▼▼▼

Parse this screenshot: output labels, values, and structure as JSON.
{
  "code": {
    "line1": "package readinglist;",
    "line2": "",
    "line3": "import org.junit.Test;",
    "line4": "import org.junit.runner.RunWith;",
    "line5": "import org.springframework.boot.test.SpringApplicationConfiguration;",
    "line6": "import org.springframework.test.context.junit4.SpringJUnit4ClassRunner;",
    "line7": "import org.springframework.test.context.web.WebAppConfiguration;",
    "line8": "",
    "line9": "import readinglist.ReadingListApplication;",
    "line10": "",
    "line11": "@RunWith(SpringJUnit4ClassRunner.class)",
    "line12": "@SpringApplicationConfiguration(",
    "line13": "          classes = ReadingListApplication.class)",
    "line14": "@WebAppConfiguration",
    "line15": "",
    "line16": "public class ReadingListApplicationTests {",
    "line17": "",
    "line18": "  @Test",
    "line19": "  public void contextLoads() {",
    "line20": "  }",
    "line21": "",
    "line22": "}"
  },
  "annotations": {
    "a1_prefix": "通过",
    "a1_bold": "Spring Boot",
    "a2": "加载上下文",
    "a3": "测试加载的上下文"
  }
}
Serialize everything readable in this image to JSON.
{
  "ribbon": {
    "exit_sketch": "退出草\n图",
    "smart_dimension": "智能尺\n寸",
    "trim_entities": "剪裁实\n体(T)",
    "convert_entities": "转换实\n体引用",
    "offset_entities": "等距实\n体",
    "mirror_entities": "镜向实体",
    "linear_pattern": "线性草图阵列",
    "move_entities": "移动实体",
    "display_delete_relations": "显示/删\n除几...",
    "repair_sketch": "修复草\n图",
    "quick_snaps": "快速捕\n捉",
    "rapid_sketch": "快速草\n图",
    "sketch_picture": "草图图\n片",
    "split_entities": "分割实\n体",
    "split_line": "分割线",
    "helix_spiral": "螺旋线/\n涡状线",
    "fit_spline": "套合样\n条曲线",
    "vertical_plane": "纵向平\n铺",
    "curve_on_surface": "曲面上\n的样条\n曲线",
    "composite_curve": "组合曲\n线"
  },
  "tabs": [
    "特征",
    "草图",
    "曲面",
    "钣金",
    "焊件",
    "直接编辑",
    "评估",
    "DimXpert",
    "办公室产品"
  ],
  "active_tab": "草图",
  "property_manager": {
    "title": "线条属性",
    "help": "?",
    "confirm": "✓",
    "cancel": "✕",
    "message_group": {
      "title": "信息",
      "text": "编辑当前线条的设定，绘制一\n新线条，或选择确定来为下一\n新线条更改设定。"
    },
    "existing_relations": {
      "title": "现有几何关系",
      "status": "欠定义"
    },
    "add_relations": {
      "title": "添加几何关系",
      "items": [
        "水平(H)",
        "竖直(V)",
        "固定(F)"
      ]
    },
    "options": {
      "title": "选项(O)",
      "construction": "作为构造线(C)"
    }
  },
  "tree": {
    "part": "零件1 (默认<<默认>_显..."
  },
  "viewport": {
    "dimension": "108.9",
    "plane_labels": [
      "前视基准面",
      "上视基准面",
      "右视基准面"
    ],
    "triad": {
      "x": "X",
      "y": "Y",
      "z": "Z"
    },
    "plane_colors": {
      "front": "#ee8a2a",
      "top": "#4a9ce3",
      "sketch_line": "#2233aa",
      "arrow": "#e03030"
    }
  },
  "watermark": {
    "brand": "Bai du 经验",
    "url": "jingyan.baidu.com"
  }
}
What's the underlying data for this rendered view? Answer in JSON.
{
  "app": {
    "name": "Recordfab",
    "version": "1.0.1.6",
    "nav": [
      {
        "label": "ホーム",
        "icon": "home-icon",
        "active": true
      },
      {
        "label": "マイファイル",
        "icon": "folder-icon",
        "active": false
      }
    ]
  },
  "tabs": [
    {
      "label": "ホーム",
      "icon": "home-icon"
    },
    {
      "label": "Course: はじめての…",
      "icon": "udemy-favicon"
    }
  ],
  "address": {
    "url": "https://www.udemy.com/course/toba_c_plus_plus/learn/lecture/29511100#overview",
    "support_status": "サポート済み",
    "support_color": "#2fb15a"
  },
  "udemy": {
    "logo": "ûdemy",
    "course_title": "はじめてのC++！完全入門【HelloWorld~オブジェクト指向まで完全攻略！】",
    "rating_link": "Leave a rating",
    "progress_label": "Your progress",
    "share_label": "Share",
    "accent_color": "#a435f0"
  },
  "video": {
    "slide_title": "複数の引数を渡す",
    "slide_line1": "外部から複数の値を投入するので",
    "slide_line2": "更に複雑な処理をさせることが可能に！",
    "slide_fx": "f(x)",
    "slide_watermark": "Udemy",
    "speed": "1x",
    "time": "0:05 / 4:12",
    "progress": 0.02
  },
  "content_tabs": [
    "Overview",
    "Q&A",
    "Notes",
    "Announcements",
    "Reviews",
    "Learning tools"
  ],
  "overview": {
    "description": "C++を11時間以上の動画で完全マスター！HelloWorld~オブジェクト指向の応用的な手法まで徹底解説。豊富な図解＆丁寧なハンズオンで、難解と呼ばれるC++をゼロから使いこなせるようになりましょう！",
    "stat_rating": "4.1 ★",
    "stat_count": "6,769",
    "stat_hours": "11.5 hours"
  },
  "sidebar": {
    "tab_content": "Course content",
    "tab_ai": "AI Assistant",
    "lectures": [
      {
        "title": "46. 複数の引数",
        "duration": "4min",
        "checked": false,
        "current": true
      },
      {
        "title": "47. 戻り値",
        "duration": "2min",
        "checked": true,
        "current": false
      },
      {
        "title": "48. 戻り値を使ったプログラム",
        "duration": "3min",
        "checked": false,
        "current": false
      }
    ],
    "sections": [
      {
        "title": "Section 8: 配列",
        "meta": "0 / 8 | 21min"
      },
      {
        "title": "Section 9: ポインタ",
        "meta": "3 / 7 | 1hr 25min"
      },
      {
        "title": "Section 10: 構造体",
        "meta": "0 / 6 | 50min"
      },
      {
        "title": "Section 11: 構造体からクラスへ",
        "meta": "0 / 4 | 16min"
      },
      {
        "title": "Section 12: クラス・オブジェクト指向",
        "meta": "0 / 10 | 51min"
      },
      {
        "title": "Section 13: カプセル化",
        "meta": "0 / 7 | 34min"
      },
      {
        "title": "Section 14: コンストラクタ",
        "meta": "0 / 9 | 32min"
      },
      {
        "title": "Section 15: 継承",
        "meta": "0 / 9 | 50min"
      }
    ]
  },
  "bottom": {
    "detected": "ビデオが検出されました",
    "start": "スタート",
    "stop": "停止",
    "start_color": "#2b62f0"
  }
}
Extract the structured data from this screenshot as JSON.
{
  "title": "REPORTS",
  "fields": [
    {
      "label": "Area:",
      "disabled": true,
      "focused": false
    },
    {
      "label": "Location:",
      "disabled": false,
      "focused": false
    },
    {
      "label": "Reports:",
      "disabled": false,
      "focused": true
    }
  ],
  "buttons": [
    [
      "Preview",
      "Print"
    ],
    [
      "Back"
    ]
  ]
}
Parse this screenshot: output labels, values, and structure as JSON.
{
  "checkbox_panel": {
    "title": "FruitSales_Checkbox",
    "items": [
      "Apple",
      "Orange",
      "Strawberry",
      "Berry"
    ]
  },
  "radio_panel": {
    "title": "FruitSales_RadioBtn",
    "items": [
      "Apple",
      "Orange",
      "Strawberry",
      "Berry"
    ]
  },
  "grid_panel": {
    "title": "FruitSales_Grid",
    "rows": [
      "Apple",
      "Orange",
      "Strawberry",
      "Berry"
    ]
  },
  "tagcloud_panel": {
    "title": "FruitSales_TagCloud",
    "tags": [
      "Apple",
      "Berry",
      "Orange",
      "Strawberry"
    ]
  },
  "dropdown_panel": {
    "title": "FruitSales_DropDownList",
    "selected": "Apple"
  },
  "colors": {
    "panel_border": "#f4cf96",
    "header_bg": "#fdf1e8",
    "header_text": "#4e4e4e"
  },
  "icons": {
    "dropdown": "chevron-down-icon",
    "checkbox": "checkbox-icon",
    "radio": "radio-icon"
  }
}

▲▲▲

## Aim of the task
In the material above, how many lines hold the word "data"? Say only the number.

## Answer to this exercise
2